Goal of the exercise
Render everything from the start of the listing down to and including the line containing "- zoom-label: Zoom" as a numbered list, leaving out any blank lines.

Supplied entries
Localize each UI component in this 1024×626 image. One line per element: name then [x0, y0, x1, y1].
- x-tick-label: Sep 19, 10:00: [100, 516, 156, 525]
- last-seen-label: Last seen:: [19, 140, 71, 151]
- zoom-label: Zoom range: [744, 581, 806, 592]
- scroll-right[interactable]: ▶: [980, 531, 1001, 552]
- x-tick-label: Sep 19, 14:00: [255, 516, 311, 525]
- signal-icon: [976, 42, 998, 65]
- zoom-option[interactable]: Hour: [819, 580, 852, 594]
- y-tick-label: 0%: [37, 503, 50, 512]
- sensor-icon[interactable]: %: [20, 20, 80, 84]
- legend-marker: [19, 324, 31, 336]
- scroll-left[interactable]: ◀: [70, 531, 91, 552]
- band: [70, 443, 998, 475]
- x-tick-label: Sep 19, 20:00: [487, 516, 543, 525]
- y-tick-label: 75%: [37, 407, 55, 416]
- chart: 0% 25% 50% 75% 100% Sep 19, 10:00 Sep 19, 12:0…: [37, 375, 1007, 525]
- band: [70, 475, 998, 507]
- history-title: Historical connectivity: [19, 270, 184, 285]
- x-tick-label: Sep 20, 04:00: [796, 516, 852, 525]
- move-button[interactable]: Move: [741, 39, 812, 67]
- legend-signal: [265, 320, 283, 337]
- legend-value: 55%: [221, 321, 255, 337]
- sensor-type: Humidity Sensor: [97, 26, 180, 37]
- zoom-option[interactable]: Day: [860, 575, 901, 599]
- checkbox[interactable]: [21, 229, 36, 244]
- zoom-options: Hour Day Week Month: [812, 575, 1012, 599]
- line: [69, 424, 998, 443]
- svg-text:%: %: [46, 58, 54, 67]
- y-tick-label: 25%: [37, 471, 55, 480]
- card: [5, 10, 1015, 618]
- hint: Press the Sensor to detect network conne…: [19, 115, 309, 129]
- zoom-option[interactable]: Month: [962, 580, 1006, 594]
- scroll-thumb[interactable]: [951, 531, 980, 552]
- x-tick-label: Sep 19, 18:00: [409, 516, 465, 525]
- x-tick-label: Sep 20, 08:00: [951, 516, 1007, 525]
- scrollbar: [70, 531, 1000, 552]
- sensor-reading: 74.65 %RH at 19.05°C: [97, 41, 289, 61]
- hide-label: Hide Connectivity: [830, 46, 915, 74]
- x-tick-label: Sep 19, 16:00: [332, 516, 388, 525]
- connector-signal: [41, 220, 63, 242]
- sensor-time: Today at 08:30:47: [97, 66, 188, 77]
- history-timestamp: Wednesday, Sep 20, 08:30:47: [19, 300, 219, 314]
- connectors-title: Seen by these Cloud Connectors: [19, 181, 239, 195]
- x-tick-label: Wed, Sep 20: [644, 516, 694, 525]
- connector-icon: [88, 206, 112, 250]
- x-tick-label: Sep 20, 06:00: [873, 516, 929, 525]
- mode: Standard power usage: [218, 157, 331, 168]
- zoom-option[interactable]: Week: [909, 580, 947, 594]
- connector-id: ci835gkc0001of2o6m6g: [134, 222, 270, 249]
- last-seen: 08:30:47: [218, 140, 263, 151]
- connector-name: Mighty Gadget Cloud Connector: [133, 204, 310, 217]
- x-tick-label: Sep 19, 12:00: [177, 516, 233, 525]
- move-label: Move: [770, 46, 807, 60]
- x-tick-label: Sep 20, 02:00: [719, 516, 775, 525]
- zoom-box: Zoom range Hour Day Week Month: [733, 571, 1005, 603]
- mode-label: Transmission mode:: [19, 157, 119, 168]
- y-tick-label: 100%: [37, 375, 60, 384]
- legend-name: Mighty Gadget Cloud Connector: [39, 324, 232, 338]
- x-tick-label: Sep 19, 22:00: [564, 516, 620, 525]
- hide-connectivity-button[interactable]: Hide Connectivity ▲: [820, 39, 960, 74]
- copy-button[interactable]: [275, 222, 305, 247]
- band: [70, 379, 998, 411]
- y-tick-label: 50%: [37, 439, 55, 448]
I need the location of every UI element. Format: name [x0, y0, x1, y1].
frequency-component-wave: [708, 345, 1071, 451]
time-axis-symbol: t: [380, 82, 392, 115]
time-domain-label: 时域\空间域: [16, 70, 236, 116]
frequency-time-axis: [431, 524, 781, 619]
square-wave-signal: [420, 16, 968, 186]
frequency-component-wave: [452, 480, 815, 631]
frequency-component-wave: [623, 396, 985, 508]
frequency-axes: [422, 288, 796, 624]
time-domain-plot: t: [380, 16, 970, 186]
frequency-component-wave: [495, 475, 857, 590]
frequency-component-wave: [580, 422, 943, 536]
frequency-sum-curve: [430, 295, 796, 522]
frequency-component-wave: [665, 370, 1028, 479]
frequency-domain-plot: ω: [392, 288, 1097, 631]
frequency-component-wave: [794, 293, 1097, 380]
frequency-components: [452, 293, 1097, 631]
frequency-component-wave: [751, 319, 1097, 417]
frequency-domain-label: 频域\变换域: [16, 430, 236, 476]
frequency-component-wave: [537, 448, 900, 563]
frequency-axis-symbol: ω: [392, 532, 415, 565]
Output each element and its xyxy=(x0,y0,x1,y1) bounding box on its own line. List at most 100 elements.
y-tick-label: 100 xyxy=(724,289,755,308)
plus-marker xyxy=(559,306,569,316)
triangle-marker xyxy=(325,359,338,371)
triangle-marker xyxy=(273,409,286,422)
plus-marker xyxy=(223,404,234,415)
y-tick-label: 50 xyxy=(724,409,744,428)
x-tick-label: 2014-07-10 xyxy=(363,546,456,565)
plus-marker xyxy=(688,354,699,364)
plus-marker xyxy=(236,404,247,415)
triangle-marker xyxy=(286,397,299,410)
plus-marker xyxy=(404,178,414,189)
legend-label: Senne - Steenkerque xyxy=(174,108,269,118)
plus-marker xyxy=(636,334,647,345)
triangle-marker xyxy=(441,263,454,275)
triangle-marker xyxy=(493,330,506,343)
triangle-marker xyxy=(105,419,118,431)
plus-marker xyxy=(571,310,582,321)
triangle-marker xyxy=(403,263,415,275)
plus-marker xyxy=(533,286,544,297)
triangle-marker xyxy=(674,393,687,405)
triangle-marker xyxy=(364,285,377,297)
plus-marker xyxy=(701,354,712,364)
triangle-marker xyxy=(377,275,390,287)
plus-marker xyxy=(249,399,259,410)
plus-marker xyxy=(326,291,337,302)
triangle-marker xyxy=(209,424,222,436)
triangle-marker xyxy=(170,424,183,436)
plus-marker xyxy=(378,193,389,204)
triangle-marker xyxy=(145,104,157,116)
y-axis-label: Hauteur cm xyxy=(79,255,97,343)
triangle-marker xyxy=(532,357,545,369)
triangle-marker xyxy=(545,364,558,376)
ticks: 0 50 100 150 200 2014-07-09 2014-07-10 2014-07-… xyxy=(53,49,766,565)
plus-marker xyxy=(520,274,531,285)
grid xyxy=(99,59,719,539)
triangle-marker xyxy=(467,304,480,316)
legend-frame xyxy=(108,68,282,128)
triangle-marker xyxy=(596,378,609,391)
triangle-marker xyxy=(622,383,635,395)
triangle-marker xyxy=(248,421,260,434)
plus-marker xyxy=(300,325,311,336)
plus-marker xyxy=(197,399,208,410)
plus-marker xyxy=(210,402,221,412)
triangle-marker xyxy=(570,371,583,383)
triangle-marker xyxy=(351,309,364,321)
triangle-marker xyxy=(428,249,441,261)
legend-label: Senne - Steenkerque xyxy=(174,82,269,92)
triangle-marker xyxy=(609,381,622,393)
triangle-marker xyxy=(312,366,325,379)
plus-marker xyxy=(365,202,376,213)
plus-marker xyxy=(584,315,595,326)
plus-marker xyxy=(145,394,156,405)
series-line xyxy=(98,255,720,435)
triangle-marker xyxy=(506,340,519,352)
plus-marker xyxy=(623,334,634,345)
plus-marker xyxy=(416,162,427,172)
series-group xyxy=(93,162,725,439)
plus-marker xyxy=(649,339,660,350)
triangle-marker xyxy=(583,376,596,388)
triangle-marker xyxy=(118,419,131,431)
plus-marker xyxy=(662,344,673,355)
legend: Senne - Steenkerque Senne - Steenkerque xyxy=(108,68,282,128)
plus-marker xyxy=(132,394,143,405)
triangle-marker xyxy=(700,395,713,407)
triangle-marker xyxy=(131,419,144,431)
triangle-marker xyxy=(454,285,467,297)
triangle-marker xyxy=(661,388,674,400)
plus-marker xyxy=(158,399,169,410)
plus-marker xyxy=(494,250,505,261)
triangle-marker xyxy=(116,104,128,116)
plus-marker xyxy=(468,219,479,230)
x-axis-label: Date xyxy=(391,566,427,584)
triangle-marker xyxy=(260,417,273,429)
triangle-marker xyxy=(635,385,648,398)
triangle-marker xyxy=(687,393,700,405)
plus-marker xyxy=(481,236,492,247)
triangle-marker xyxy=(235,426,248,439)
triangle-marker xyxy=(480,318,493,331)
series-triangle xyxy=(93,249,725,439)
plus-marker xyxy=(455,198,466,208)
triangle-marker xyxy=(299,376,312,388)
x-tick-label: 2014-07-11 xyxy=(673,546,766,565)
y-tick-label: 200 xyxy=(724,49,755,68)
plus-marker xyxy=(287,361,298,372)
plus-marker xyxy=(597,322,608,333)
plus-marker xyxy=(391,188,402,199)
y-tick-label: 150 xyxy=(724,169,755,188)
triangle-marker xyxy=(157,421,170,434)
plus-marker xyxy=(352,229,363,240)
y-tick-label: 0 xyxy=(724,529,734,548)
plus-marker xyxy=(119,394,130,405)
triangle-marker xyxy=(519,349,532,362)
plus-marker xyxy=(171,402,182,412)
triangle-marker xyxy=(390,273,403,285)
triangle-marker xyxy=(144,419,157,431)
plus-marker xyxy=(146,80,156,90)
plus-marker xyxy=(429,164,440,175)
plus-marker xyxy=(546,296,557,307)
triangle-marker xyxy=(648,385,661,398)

Exercise response
1. Localize each UI component in this 1024×626 image. One line per element: name then [x0, y0, x1, y1].
2. - x-tick-label: Sep 19, 10:00: [100, 516, 156, 525]
3. - last-seen-label: Last seen:: [19, 140, 71, 151]
4. - zoom-label: Zoom range: [744, 581, 806, 592]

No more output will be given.